** start Input data **
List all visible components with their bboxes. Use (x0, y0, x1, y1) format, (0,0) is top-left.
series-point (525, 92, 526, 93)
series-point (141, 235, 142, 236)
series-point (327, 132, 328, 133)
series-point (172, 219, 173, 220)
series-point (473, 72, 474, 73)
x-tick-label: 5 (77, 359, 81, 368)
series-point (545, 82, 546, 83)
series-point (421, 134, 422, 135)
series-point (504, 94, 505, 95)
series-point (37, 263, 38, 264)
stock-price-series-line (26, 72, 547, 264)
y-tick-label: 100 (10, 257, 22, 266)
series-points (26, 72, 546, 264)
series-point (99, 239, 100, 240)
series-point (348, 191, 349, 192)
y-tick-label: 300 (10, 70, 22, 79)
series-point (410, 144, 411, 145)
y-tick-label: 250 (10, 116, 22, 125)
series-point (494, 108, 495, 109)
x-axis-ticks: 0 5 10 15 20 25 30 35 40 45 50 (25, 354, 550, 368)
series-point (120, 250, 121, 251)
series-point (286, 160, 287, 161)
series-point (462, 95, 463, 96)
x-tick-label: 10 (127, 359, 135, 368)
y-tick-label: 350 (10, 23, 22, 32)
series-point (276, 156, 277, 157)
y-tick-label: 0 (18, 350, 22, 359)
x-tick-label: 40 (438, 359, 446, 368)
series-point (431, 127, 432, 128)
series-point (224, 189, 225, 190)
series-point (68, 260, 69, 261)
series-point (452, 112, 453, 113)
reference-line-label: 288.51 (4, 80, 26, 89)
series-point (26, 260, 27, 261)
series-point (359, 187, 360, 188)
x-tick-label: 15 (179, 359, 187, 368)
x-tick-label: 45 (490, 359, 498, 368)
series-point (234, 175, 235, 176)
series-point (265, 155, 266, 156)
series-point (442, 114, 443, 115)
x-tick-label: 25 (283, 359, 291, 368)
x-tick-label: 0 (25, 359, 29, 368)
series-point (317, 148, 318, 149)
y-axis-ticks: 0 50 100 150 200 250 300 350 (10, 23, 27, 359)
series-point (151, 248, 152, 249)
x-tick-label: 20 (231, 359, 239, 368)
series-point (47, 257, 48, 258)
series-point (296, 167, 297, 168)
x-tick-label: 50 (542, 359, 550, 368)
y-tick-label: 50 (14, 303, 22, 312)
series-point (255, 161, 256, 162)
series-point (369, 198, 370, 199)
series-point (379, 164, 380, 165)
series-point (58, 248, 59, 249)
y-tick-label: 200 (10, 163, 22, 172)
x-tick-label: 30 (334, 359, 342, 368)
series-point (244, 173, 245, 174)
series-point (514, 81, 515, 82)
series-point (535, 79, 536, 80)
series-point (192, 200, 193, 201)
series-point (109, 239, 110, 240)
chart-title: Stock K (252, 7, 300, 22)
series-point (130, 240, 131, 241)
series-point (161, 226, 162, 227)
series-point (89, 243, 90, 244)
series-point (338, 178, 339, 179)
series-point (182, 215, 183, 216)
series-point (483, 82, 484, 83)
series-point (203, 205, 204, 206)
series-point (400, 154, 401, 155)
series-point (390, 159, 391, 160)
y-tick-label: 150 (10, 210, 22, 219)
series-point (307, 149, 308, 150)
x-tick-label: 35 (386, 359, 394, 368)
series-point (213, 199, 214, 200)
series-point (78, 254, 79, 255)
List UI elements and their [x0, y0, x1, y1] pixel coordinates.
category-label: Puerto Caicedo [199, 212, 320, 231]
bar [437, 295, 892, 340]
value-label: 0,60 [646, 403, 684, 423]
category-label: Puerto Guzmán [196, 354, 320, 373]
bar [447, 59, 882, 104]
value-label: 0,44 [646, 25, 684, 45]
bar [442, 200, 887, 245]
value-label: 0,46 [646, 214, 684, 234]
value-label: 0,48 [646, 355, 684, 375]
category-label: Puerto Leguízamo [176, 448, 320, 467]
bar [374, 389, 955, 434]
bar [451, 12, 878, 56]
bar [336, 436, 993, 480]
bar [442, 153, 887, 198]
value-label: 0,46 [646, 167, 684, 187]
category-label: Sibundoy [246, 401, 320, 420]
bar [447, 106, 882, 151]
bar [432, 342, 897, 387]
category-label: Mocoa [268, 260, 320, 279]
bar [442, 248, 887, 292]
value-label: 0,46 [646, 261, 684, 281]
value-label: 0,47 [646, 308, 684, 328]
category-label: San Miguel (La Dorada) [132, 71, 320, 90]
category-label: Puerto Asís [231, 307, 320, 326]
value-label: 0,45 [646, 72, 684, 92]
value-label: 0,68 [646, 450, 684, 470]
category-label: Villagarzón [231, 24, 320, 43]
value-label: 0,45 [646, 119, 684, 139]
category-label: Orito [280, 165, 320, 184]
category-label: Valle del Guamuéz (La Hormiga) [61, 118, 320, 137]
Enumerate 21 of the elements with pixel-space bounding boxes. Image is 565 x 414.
** end Input data **
** start Input data **
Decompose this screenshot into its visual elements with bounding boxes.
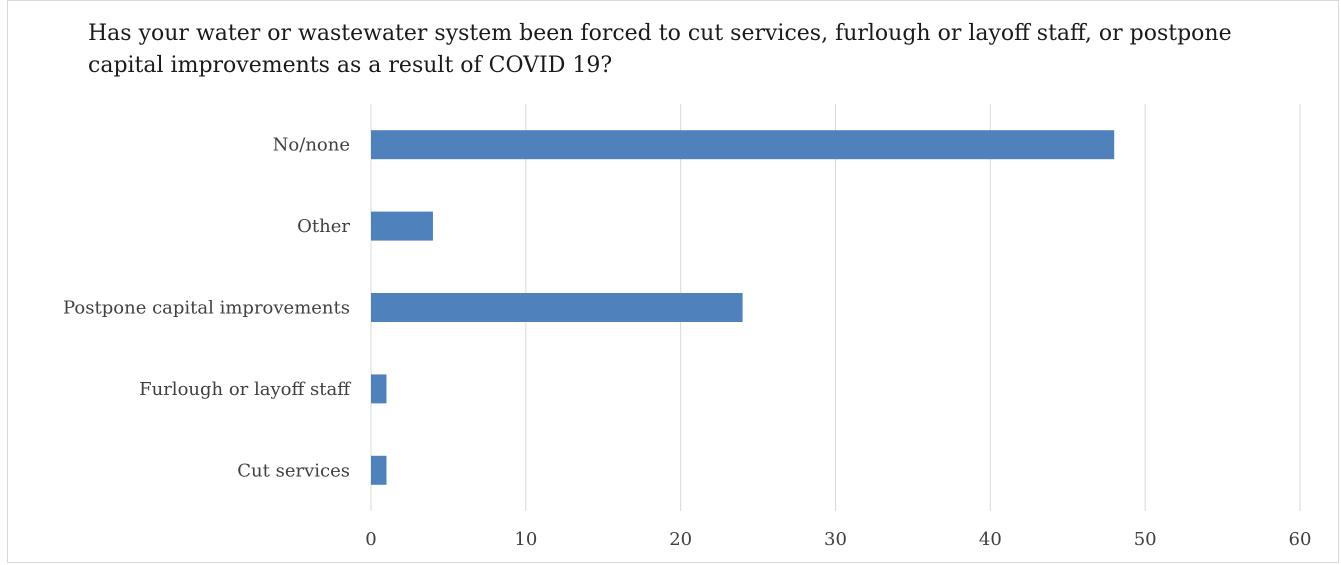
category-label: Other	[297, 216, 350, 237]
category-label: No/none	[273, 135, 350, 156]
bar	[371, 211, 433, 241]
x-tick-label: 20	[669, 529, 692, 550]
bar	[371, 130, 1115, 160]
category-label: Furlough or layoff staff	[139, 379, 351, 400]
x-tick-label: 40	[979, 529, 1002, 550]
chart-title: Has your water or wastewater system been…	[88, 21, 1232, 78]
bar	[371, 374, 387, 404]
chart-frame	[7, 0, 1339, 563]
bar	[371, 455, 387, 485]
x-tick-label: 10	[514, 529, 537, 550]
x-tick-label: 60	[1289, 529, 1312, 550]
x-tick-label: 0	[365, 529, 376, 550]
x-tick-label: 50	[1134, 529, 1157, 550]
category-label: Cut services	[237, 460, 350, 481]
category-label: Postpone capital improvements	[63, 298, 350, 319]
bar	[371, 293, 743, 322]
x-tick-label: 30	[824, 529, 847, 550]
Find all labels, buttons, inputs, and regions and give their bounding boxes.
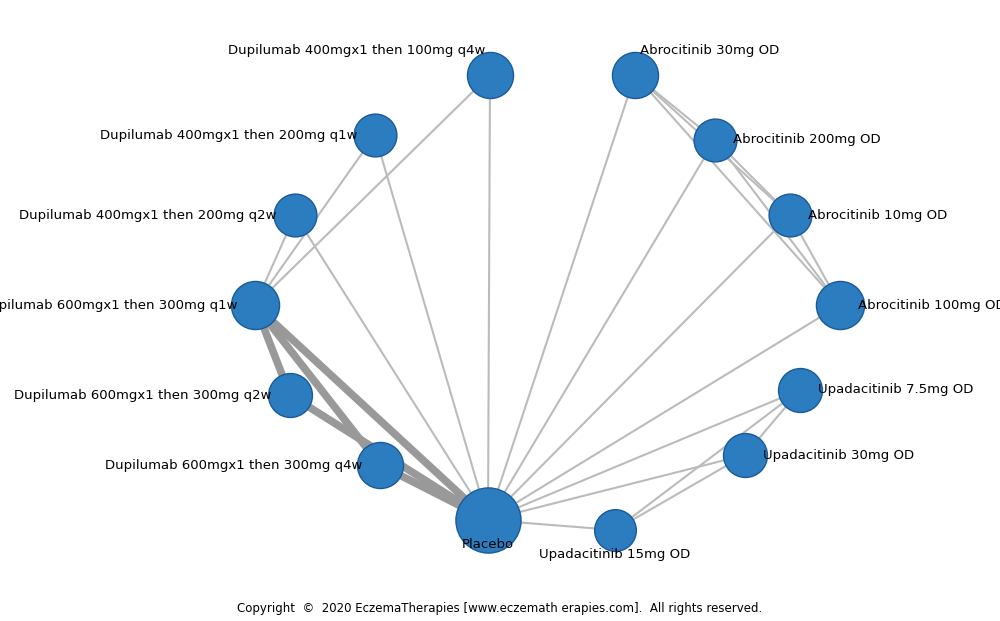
** end Input data **
Written task
Please copy out, word for word, the lines of the records between the line holding "List UI elements" and the line holding "value-label: 0,45 [646, 72, 684, 92]", both included.

Solution for this task
List UI elements and their [x0, y0, x1, y1] pixel coordinates.
category-label: Puerto Caicedo [199, 212, 320, 231]
bar [437, 295, 892, 340]
value-label: 0,60 [646, 403, 684, 423]
category-label: Puerto Guzmán [196, 354, 320, 373]
bar [447, 59, 882, 104]
value-label: 0,44 [646, 25, 684, 45]
bar [442, 200, 887, 245]
value-label: 0,46 [646, 214, 684, 234]
value-label: 0,48 [646, 355, 684, 375]
category-label: Puerto Leguízamo [176, 448, 320, 467]
bar [374, 389, 955, 434]
bar [451, 12, 878, 56]
bar [336, 436, 993, 480]
bar [442, 153, 887, 198]
value-label: 0,46 [646, 167, 684, 187]
category-label: Sibundoy [246, 401, 320, 420]
bar [447, 106, 882, 151]
bar [432, 342, 897, 387]
category-label: Mocoa [268, 260, 320, 279]
bar [442, 248, 887, 292]
value-label: 0,46 [646, 261, 684, 281]
value-label: 0,47 [646, 308, 684, 328]
category-label: San Miguel (La Dorada) [132, 71, 320, 90]
category-label: Puerto Asís [231, 307, 320, 326]
value-label: 0,45 [646, 72, 684, 92]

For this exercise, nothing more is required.